Set task
Look through the material below. Copy every line with the string "JSON" in it.

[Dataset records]
begin
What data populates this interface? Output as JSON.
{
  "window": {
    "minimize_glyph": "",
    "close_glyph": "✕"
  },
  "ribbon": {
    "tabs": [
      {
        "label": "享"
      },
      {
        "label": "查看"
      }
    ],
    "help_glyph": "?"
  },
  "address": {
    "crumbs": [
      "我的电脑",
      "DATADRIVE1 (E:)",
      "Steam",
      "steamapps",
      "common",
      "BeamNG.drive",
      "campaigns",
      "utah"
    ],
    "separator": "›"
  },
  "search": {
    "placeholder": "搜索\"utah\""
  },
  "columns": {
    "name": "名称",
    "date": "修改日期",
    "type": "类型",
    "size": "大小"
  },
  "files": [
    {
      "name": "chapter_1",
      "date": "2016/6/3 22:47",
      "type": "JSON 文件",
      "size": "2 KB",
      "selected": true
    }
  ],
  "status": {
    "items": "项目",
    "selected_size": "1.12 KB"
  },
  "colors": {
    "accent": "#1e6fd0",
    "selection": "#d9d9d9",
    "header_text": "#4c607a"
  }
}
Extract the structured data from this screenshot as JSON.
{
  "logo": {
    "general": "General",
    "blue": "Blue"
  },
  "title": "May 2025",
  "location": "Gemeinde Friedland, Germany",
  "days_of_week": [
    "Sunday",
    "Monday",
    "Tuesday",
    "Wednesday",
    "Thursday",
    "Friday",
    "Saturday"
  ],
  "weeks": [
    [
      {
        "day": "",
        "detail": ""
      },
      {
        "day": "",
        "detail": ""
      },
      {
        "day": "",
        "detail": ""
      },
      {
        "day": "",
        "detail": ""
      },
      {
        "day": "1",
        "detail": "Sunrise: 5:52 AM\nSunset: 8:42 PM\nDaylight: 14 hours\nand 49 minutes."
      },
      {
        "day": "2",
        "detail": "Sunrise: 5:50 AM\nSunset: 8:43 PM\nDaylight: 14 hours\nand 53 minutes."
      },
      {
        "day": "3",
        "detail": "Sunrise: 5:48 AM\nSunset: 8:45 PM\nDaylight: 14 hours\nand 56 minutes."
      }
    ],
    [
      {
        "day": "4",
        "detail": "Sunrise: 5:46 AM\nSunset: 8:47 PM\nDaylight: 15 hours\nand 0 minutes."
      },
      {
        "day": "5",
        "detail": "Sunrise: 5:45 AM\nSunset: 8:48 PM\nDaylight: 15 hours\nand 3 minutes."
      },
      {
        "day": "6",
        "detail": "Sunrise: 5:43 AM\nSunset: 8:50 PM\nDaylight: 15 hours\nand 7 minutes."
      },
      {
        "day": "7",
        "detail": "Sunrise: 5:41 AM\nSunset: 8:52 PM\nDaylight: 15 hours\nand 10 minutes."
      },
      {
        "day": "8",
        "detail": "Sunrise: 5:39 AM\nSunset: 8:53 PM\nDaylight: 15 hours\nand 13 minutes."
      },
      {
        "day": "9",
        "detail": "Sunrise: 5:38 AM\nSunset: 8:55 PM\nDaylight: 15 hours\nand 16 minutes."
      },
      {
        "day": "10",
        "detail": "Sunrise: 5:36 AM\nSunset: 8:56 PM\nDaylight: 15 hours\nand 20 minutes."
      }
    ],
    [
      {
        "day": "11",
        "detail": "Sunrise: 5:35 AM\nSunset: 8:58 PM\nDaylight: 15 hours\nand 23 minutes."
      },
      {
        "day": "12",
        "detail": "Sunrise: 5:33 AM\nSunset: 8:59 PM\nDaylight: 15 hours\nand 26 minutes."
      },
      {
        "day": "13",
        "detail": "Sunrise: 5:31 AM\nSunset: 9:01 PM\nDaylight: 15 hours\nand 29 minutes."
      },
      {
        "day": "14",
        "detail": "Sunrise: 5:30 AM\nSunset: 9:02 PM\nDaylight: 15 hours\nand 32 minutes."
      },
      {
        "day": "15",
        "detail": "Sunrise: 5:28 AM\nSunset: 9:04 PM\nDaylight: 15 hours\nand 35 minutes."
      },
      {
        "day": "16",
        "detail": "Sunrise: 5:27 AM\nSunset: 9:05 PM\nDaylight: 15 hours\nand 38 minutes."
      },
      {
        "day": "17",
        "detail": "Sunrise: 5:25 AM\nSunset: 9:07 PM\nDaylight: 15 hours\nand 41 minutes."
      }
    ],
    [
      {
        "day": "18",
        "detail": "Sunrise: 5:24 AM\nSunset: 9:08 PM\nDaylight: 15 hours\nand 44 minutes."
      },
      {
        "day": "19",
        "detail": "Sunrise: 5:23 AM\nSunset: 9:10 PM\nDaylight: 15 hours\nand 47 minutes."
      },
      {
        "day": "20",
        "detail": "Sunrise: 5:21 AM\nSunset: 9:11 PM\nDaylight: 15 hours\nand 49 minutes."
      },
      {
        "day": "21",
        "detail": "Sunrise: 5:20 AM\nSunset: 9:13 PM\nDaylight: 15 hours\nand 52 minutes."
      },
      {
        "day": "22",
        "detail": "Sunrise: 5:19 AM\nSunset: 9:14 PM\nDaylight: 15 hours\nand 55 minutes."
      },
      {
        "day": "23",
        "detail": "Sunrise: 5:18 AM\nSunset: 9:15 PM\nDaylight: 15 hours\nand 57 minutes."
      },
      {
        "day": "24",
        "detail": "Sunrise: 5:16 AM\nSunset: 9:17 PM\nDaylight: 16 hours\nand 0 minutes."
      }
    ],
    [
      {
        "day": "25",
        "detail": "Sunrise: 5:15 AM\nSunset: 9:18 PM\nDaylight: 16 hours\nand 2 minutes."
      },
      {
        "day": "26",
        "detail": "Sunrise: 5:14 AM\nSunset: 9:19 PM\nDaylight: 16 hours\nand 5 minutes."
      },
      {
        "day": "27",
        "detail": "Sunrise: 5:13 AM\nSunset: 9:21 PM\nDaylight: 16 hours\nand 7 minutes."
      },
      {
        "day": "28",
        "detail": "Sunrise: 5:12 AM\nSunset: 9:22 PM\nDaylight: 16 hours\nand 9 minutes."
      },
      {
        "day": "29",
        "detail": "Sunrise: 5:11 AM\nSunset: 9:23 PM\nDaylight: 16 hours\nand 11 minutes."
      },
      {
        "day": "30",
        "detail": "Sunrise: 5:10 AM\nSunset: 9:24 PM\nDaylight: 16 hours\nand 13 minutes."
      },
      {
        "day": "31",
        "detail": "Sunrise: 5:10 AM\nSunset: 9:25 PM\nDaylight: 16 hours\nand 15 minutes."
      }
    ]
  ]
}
end
Exercise output
What data populates this interface? Output as JSON.
      "type": "JSON 文件",
Extract the structured data from this screenshot as JSON.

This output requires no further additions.